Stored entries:
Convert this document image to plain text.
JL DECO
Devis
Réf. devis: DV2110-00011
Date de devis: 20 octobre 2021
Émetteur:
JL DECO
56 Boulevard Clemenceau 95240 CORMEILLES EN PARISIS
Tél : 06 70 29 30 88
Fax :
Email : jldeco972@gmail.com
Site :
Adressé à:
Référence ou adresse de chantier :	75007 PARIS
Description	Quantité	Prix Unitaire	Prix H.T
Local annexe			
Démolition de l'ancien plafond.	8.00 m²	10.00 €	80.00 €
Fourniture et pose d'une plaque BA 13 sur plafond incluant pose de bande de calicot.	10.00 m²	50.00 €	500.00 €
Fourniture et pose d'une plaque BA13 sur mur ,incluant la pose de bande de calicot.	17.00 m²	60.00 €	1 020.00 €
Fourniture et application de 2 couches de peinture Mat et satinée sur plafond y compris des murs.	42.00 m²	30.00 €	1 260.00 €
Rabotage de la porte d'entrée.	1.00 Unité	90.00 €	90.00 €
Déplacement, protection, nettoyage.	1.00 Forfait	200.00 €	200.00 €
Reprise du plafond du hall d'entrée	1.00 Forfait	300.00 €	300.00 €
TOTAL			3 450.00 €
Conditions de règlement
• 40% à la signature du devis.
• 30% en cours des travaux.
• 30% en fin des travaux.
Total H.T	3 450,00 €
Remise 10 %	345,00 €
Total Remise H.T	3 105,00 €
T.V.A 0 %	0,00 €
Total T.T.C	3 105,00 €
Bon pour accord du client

__The task__.
Give back all the records exactly as they stand.

__Answer in full__.
Convert this document image to plain text.
JL DECO
Devis
Réf. devis: DV2110-00011
Date de devis: 20 octobre 2021
Émetteur:
JL DECO
56 Boulevard Clemenceau 95240 CORMEILLES EN PARISIS
Tél : 06 70 29 30 88
Fax :
Email : jldeco972@gmail.com
Site :
Adressé à:
Référence ou adresse de chantier :	75007 PARIS
Description	Quantité	Prix Unitaire	Prix H.T
Local annexe			
Démolition de l'ancien plafond.	8.00 m²	10.00 €	80.00 €
Fourniture et pose d'une plaque BA 13 sur plafond incluant pose de bande de calicot.	10.00 m²	50.00 €	500.00 €
Fourniture et pose d'une plaque BA13 sur mur ,incluant la pose de bande de calicot.	17.00 m²	60.00 €	1 020.00 €
Fourniture et application de 2 couches de peinture Mat et satinée sur plafond y compris des murs.	42.00 m²	30.00 €	1 260.00 €
Rabotage de la porte d'entrée.	1.00 Unité	90.00 €	90.00 €
Déplacement, protection, nettoyage.	1.00 Forfait	200.00 €	200.00 €
Reprise du plafond du hall d'entrée	1.00 Forfait	300.00 €	300.00 €
TOTAL			3 450.00 €
Conditions de règlement
• 40% à la signature du devis.
• 30% en cours des travaux.
• 30% en fin des travaux.
Total H.T	3 450,00 €
Remise 10 %	345,00 €
Total Remise H.T	3 105,00 €
T.V.A 0 %	0,00 €
Total T.T.C	3 105,00 €
Bon pour accord du client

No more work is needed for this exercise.